[Raw records]
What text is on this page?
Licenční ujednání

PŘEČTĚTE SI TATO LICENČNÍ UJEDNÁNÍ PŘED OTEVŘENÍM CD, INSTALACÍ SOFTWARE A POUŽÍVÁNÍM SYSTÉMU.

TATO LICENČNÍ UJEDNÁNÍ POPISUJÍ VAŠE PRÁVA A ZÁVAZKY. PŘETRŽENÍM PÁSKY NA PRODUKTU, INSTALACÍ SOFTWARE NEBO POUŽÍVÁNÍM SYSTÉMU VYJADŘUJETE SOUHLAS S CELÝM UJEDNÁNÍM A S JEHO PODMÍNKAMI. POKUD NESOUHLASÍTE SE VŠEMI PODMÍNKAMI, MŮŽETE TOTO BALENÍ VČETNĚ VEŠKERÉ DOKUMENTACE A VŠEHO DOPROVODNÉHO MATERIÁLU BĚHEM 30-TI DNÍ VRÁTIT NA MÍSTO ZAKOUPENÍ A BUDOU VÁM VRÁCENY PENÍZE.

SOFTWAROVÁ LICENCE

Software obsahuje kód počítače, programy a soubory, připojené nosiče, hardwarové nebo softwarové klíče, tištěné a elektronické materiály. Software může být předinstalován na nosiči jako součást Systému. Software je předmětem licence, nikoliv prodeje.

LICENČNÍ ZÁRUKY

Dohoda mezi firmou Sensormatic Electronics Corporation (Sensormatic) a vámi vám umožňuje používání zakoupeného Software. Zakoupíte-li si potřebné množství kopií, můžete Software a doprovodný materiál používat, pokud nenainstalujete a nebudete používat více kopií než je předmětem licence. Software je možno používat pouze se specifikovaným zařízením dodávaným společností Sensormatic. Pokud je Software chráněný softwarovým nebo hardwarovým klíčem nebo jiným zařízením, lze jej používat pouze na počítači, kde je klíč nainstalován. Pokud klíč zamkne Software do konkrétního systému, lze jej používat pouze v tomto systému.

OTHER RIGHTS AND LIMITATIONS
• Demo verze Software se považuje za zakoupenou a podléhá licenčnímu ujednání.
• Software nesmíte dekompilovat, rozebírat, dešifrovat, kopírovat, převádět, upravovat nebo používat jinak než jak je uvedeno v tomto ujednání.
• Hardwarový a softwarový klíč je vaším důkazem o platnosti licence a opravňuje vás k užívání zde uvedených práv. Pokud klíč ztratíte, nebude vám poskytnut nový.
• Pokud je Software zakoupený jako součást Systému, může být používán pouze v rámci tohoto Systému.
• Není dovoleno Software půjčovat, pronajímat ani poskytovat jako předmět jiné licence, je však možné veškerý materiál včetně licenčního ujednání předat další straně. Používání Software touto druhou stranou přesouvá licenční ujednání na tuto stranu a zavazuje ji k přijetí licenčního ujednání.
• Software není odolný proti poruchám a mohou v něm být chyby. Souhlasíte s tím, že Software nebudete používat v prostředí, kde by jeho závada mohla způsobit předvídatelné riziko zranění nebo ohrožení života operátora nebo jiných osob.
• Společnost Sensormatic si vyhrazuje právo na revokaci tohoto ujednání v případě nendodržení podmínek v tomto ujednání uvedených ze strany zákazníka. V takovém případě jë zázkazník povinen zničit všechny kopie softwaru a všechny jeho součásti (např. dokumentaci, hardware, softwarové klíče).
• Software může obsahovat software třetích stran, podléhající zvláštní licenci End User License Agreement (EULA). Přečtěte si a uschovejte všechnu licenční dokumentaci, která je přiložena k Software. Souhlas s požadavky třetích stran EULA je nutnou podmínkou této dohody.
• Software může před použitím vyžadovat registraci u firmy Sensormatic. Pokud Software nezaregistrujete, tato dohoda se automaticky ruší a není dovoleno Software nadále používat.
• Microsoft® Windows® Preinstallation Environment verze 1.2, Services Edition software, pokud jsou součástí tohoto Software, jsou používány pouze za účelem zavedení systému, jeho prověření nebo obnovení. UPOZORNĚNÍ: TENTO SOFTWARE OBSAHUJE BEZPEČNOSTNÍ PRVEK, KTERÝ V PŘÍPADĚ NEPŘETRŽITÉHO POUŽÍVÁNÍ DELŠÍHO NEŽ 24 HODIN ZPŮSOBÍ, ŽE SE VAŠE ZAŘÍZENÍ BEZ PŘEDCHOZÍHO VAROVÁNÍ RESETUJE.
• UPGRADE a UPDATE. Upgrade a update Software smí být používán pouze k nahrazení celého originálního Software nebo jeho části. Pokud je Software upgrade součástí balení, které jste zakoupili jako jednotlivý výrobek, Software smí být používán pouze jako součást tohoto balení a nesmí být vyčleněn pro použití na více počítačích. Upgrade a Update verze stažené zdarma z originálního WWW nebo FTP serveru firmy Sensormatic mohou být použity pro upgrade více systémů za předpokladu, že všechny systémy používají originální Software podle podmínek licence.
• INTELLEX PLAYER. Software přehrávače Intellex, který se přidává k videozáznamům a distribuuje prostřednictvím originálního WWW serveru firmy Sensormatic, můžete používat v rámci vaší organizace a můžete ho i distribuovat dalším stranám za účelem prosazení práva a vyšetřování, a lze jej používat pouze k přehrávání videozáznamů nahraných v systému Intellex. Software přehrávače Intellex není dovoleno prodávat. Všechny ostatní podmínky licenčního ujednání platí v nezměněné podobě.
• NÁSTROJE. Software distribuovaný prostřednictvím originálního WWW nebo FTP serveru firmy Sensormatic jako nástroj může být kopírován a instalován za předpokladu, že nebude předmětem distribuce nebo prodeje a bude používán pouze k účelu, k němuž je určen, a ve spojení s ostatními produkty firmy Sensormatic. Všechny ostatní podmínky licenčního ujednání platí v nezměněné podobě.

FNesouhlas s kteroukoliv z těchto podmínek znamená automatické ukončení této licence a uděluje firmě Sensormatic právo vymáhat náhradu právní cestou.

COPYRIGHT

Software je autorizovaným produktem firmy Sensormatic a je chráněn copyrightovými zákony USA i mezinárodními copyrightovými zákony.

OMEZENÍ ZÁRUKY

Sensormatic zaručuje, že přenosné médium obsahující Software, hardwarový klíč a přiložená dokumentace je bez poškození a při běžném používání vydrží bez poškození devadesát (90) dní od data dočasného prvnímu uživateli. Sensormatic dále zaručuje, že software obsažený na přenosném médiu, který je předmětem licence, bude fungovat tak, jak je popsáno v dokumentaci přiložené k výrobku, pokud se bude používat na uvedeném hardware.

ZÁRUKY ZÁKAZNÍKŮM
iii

Exercise objective
Transcribe all of the material exactly. Omit nothing.

Complete output
What text is on this page?
Licenční ujednání

PŘEČTĚTE SI TATO LICENČNÍ UJEDNÁNÍ PŘED OTEVŘENÍM CD, INSTALACÍ SOFTWARE A POUŽÍVÁNÍM SYSTÉMU.

TATO LICENČNÍ UJEDNÁNÍ POPISUJÍ VAŠE PRÁVA A ZÁVAZKY. PŘETRŽENÍM PÁSKY NA PRODUKTU, INSTALACÍ SOFTWARE NEBO POUŽÍVÁNÍM SYSTÉMU VYJADŘUJETE SOUHLAS S CELÝM UJEDNÁNÍM A S JEHO PODMÍNKAMI. POKUD NESOUHLASÍTE SE VŠEMI PODMÍNKAMI, MŮŽETE TOTO BALENÍ VČETNĚ VEŠKERÉ DOKUMENTACE A VŠEHO DOPROVODNÉHO MATERIÁLU BĚHEM 30-TI DNÍ VRÁTIT NA MÍSTO ZAKOUPENÍ A BUDOU VÁM VRÁCENY PENÍZE.

SOFTWAROVÁ LICENCE

Software obsahuje kód počítače, programy a soubory, připojené nosiče, hardwarové nebo softwarové klíče, tištěné a elektronické materiály. Software může být předinstalován na nosiči jako součást Systému. Software je předmětem licence, nikoliv prodeje.

LICENČNÍ ZÁRUKY

Dohoda mezi firmou Sensormatic Electronics Corporation (Sensormatic) a vámi vám umožňuje používání zakoupeného Software. Zakoupíte-li si potřebné množství kopií, můžete Software a doprovodný materiál používat, pokud nenainstalujete a nebudete používat více kopií než je předmětem licence. Software je možno používat pouze se specifikovaným zařízením dodávaným společností Sensormatic. Pokud je Software chráněný softwarovým nebo hardwarovým klíčem nebo jiným zařízením, lze jej používat pouze na počítači, kde je klíč nainstalován. Pokud klíč zamkne Software do konkrétního systému, lze jej používat pouze v tomto systému.

OTHER RIGHTS AND LIMITATIONS
• Demo verze Software se považuje za zakoupenou a podléhá licenčnímu ujednání.
• Software nesmíte dekompilovat, rozebírat, dešifrovat, kopírovat, převádět, upravovat nebo používat jinak než jak je uvedeno v tomto ujednání.
• Hardwarový a softwarový klíč je vaším důkazem o platnosti licence a opravňuje vás k užívání zde uvedených práv. Pokud klíč ztratíte, nebude vám poskytnut nový.
• Pokud je Software zakoupený jako součást Systému, může být používán pouze v rámci tohoto Systému.
• Není dovoleno Software půjčovat, pronajímat ani poskytovat jako předmět jiné licence, je však možné veškerý materiál včetně licenčního ujednání předat další straně. Používání Software touto druhou stranou přesouvá licenční ujednání na tuto stranu a zavazuje ji k přijetí licenčního ujednání.
• Software není odolný proti poruchám a mohou v něm být chyby. Souhlasíte s tím, že Software nebudete používat v prostředí, kde by jeho závada mohla způsobit předvídatelné riziko zranění nebo ohrožení života operátora nebo jiných osob.
• Společnost Sensormatic si vyhrazuje právo na revokaci tohoto ujednání v případě nendodržení podmínek v tomto ujednání uvedených ze strany zákazníka. V takovém případě jë zázkazník povinen zničit všechny kopie softwaru a všechny jeho součásti (např. dokumentaci, hardware, softwarové klíče).
• Software může obsahovat software třetích stran, podléhající zvláštní licenci End User License Agreement (EULA). Přečtěte si a uschovejte všechnu licenční dokumentaci, která je přiložena k Software. Souhlas s požadavky třetích stran EULA je nutnou podmínkou této dohody.
• Software může před použitím vyžadovat registraci u firmy Sensormatic. Pokud Software nezaregistrujete, tato dohoda se automaticky ruší a není dovoleno Software nadále používat.
• Microsoft® Windows® Preinstallation Environment verze 1.2, Services Edition software, pokud jsou součástí tohoto Software, jsou používány pouze za účelem zavedení systému, jeho prověření nebo obnovení. UPOZORNĚNÍ: TENTO SOFTWARE OBSAHUJE BEZPEČNOSTNÍ PRVEK, KTERÝ V PŘÍPADĚ NEPŘETRŽITÉHO POUŽÍVÁNÍ DELŠÍHO NEŽ 24 HODIN ZPŮSOBÍ, ŽE SE VAŠE ZAŘÍZENÍ BEZ PŘEDCHOZÍHO VAROVÁNÍ RESETUJE.
• UPGRADE a UPDATE. Upgrade a update Software smí být používán pouze k nahrazení celého originálního Software nebo jeho části. Pokud je Software upgrade součástí balení, které jste zakoupili jako jednotlivý výrobek, Software smí být používán pouze jako součást tohoto balení a nesmí být vyčleněn pro použití na více počítačích. Upgrade a Update verze stažené zdarma z originálního WWW nebo FTP serveru firmy Sensormatic mohou být použity pro upgrade více systémů za předpokladu, že všechny systémy používají originální Software podle podmínek licence.
• INTELLEX PLAYER. Software přehrávače Intellex, který se přidává k videozáznamům a distribuuje prostřednictvím originálního WWW serveru firmy Sensormatic, můžete používat v rámci vaší organizace a můžete ho i distribuovat dalším stranám za účelem prosazení práva a vyšetřování, a lze jej používat pouze k přehrávání videozáznamů nahraných v systému Intellex. Software přehrávače Intellex není dovoleno prodávat. Všechny ostatní podmínky licenčního ujednání platí v nezměněné podobě.
• NÁSTROJE. Software distribuovaný prostřednictvím originálního WWW nebo FTP serveru firmy Sensormatic jako nástroj může být kopírován a instalován za předpokladu, že nebude předmětem distribuce nebo prodeje a bude používán pouze k účelu, k němuž je určen, a ve spojení s ostatními produkty firmy Sensormatic. Všechny ostatní podmínky licenčního ujednání platí v nezměněné podobě.

FNesouhlas s kteroukoliv z těchto podmínek znamená automatické ukončení této licence a uděluje firmě Sensormatic právo vymáhat náhradu právní cestou.

COPYRIGHT

Software je autorizovaným produktem firmy Sensormatic a je chráněn copyrightovými zákony USA i mezinárodními copyrightovými zákony.

OMEZENÍ ZÁRUKY

Sensormatic zaručuje, že přenosné médium obsahující Software, hardwarový klíč a přiložená dokumentace je bez poškození a při běžném používání vydrží bez poškození devadesát (90) dní od data dočasného prvnímu uživateli. Sensormatic dále zaručuje, že software obsažený na přenosném médiu, který je předmětem licence, bude fungovat tak, jak je popsáno v dokumentaci přiložené k výrobku, pokud se bude používat na uvedeném hardware.

ZÁRUKY ZÁKAZNÍKŮM
iii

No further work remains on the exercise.